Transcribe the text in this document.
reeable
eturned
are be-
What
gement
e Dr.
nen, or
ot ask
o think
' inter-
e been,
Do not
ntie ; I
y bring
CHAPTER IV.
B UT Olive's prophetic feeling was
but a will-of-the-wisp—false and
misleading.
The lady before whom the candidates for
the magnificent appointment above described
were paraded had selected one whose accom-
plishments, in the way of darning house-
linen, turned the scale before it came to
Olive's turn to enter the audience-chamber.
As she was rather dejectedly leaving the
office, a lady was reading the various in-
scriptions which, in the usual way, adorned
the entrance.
· · · · · · ·
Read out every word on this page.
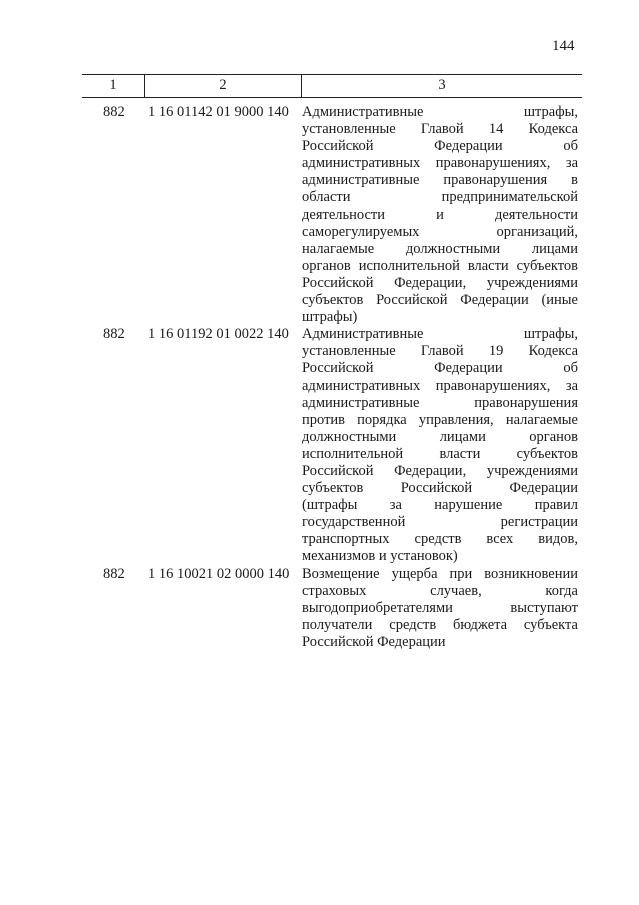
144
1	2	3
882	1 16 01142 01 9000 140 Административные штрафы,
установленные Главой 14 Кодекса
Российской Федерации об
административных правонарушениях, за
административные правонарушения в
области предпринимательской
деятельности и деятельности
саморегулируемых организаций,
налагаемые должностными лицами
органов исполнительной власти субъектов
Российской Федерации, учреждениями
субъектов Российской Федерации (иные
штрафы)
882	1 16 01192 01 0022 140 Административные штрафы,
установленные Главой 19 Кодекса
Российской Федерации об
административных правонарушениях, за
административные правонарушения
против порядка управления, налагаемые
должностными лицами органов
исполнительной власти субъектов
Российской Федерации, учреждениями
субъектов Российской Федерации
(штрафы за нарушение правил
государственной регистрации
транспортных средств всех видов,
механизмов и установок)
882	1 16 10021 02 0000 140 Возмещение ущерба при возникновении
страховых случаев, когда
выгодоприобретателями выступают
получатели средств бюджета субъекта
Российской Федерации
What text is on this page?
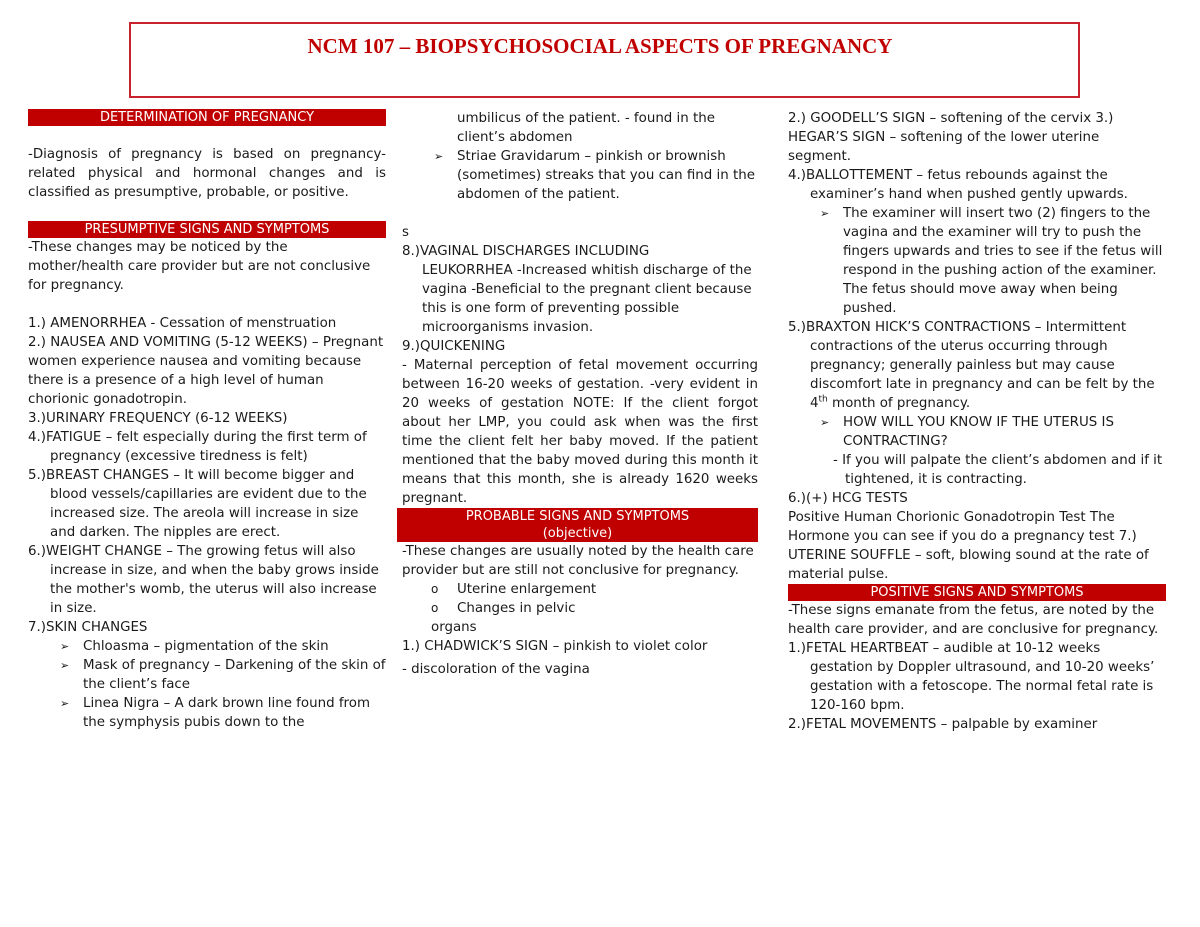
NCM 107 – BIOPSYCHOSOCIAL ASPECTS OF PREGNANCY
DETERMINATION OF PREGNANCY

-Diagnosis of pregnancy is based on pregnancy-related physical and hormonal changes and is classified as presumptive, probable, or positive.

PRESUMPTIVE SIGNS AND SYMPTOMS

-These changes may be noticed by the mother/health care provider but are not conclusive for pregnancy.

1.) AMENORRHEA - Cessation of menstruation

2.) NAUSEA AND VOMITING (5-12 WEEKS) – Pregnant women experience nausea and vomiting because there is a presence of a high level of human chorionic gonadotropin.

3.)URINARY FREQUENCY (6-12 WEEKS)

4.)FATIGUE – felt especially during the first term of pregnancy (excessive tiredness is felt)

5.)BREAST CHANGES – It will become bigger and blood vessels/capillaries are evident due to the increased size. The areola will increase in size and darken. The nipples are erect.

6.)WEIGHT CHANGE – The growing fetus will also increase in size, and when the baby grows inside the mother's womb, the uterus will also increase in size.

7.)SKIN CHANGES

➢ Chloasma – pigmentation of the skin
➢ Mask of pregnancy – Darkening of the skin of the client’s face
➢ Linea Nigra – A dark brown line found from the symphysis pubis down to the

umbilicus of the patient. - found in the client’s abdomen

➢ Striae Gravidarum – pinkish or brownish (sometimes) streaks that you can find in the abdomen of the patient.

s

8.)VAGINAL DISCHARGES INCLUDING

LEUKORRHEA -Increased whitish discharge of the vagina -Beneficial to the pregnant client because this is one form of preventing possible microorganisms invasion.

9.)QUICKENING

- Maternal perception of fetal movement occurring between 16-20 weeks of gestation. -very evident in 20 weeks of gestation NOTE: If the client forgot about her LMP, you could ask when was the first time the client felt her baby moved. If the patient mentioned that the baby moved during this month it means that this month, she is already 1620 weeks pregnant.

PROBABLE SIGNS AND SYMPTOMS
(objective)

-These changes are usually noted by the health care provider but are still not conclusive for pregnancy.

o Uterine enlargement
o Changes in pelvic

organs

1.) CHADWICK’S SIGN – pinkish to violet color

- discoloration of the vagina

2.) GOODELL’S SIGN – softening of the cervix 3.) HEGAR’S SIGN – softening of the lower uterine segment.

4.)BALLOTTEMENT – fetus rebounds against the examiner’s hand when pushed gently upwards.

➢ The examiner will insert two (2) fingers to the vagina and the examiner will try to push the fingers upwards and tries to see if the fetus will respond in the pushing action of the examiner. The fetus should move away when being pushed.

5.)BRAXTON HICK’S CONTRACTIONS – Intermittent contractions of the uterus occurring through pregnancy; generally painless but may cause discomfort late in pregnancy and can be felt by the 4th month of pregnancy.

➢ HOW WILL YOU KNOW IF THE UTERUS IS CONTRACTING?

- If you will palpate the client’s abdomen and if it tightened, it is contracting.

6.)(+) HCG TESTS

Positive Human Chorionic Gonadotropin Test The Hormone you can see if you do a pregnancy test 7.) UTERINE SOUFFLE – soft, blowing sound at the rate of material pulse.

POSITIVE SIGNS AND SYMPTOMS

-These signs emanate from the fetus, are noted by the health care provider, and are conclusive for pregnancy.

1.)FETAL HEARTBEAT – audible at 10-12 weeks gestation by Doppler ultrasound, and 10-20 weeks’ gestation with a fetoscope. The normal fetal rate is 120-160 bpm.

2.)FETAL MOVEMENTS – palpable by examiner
· · · · · · ·
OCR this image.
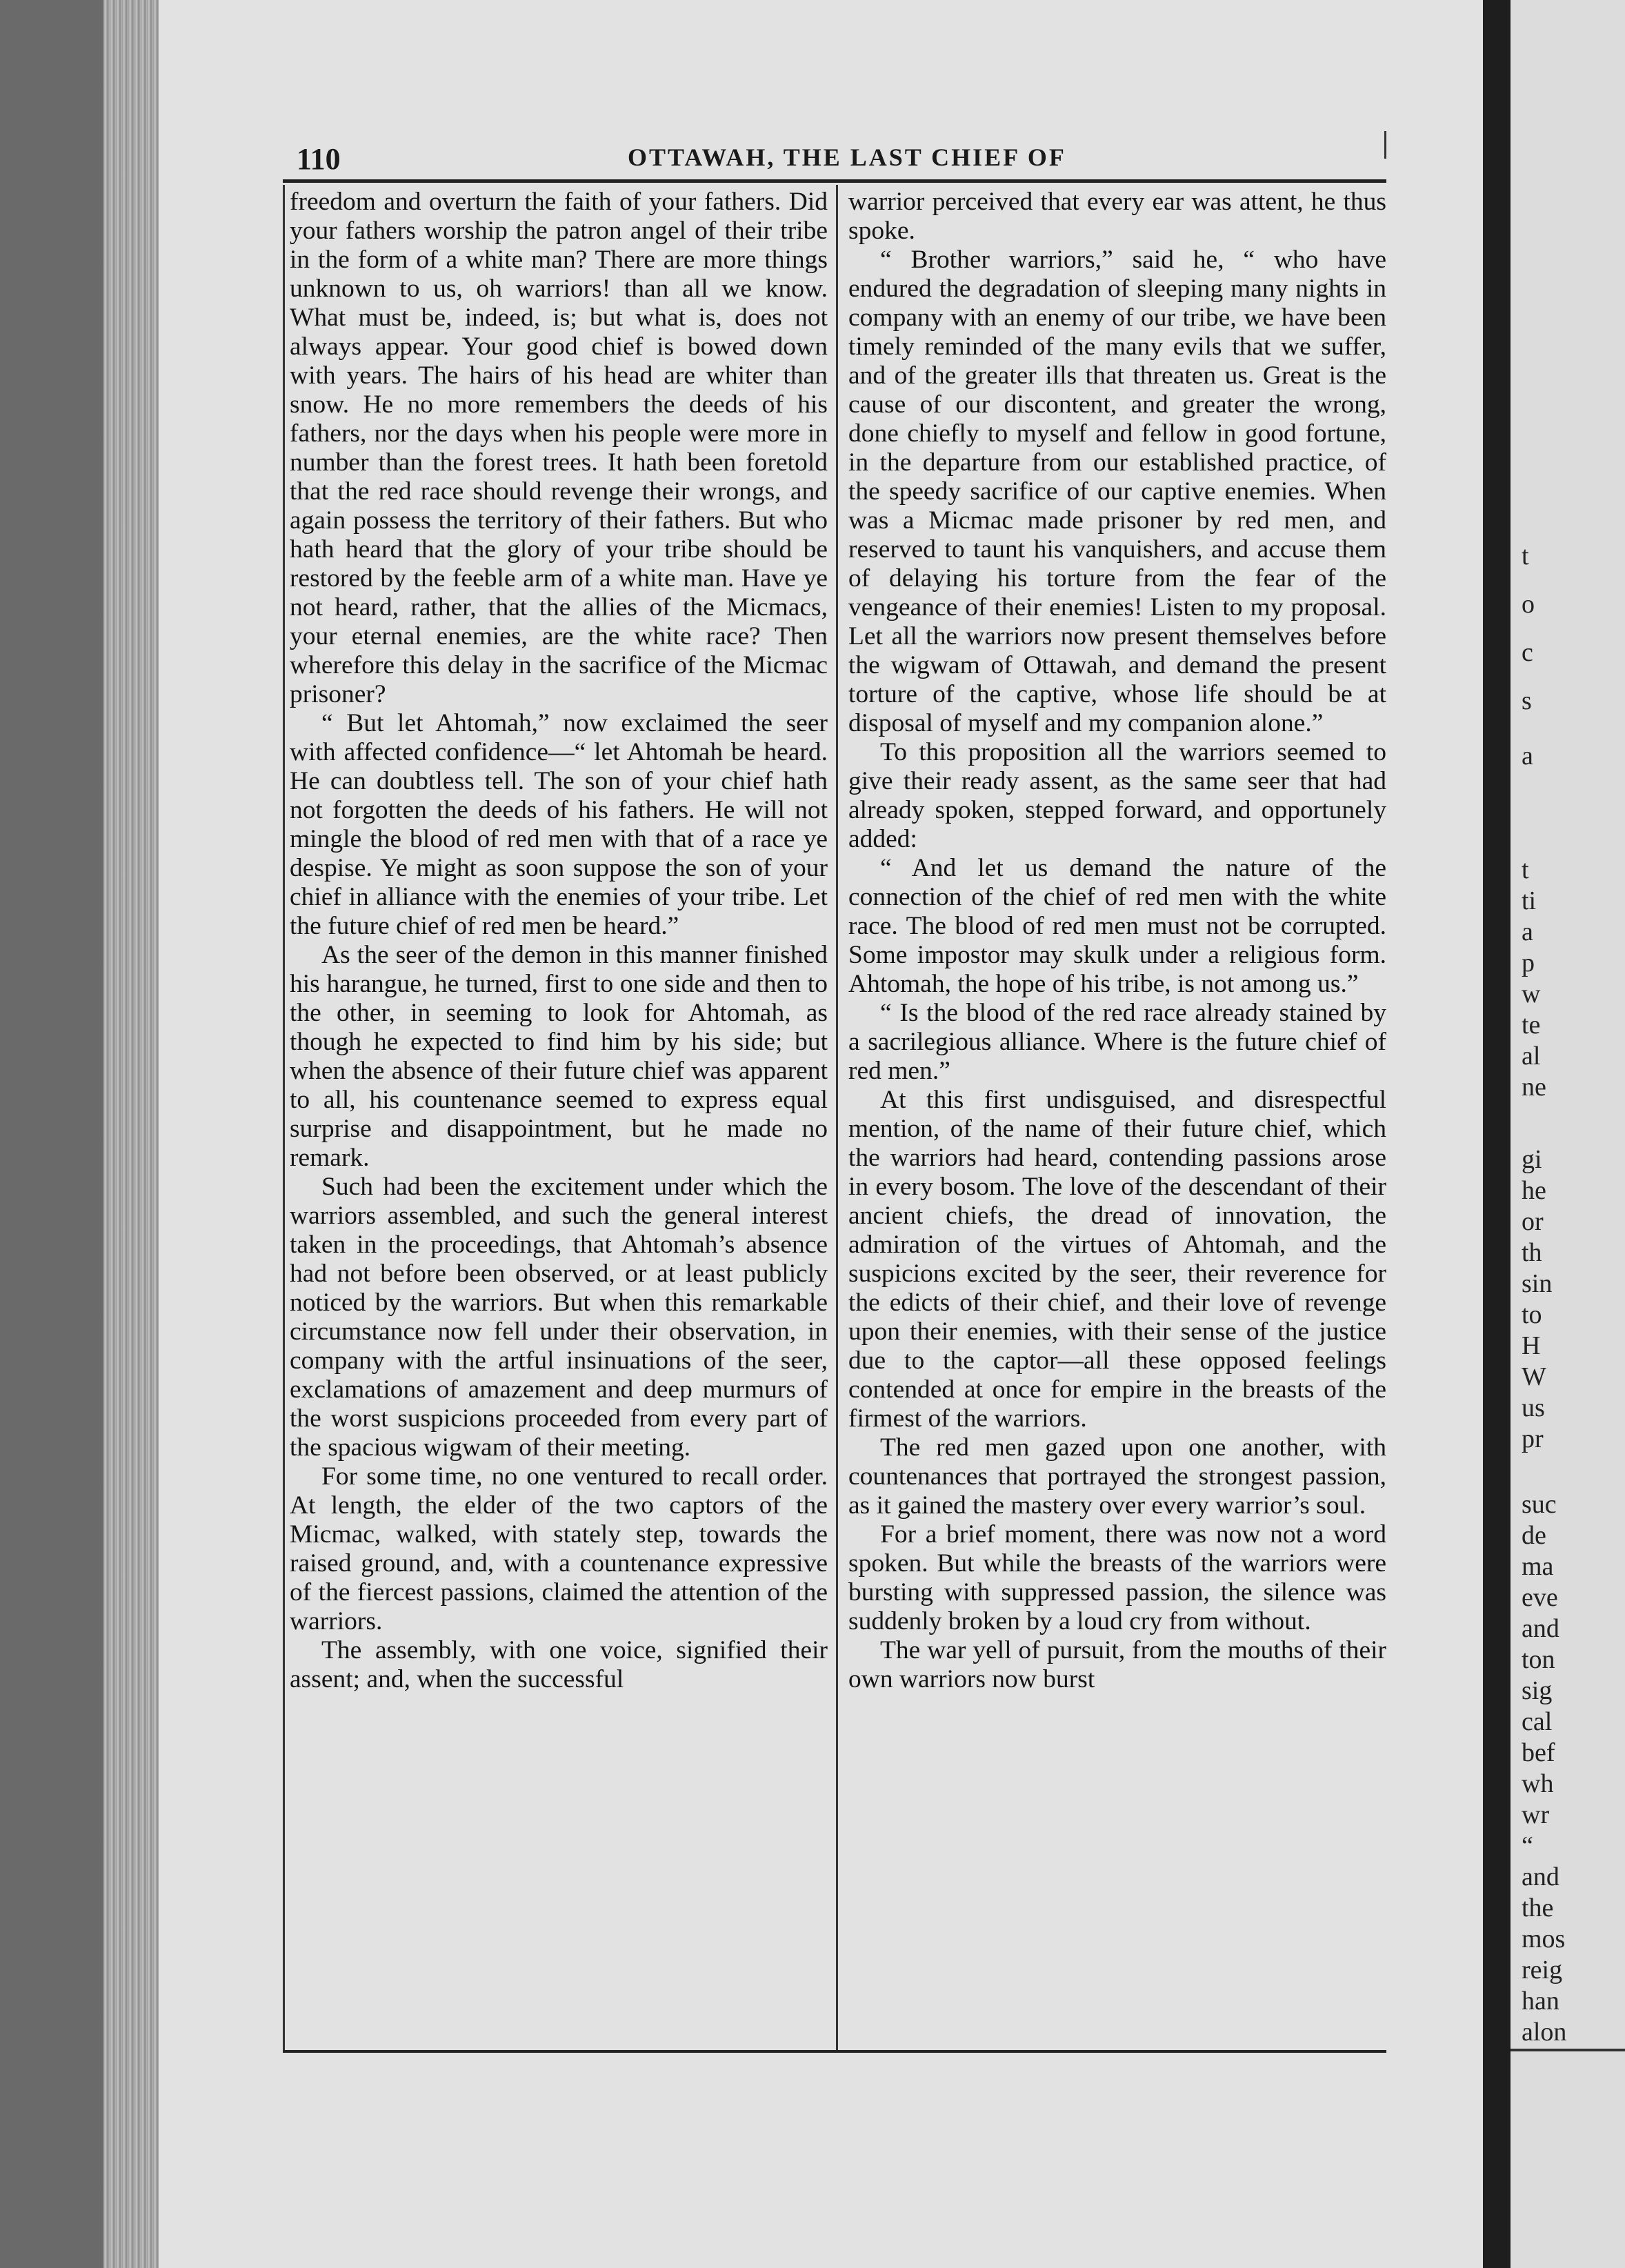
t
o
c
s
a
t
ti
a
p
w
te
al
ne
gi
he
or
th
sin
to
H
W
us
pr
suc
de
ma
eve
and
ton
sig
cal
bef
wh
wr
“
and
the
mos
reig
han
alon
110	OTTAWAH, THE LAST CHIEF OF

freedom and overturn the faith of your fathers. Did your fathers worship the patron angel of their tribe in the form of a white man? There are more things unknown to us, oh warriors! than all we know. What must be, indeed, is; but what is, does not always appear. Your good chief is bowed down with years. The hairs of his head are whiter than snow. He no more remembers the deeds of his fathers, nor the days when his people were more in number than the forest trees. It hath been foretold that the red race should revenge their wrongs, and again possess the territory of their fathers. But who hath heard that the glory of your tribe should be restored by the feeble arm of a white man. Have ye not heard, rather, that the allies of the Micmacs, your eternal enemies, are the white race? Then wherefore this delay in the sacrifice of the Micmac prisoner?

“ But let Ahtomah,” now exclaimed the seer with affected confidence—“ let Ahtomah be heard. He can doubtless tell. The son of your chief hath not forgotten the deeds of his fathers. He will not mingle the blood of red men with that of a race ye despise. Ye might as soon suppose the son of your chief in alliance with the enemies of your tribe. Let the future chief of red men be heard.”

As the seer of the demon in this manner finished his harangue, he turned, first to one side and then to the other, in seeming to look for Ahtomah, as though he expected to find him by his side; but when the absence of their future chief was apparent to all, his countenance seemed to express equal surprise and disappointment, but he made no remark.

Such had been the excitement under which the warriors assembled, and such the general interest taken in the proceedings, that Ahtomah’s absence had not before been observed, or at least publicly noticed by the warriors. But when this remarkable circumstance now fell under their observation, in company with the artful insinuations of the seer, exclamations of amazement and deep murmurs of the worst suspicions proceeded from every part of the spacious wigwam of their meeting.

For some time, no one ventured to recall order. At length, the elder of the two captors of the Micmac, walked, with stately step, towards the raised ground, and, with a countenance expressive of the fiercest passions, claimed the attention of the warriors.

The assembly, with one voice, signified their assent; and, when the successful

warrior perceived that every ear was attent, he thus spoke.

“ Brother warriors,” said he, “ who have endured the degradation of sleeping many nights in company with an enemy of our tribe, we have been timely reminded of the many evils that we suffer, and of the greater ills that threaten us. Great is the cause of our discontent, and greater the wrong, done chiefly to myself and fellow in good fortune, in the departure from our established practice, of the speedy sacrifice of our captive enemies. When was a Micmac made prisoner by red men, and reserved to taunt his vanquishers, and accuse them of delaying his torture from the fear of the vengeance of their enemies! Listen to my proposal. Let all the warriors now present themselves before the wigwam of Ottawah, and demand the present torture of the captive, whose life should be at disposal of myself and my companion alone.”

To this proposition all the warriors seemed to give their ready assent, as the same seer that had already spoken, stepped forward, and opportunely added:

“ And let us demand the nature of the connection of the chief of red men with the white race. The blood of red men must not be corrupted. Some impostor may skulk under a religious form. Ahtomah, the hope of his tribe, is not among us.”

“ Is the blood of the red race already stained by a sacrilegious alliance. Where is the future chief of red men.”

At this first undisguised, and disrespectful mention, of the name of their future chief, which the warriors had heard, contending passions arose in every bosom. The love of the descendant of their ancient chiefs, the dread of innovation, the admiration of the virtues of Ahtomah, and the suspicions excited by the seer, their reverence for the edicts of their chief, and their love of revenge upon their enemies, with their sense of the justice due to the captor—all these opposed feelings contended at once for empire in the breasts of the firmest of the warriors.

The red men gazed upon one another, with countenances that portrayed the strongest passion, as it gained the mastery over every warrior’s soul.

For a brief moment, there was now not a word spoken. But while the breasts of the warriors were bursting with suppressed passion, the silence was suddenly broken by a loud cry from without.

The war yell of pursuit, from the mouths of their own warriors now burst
· · · · · · ·
- [WORK TO DO]:
From the data above, copy each line that has the string "pushed".

- [THE REPLY]:
4.)BALLOTTEMENT – fetus rebounds against the examiner’s hand when pushed gently upwards.
➢ The examiner will insert two (2) fingers to the vagina and the examiner will try to push the fingers upwards and tries to see if the fetus will respond in the pushing action of the examiner. The fetus should move away when being pushed.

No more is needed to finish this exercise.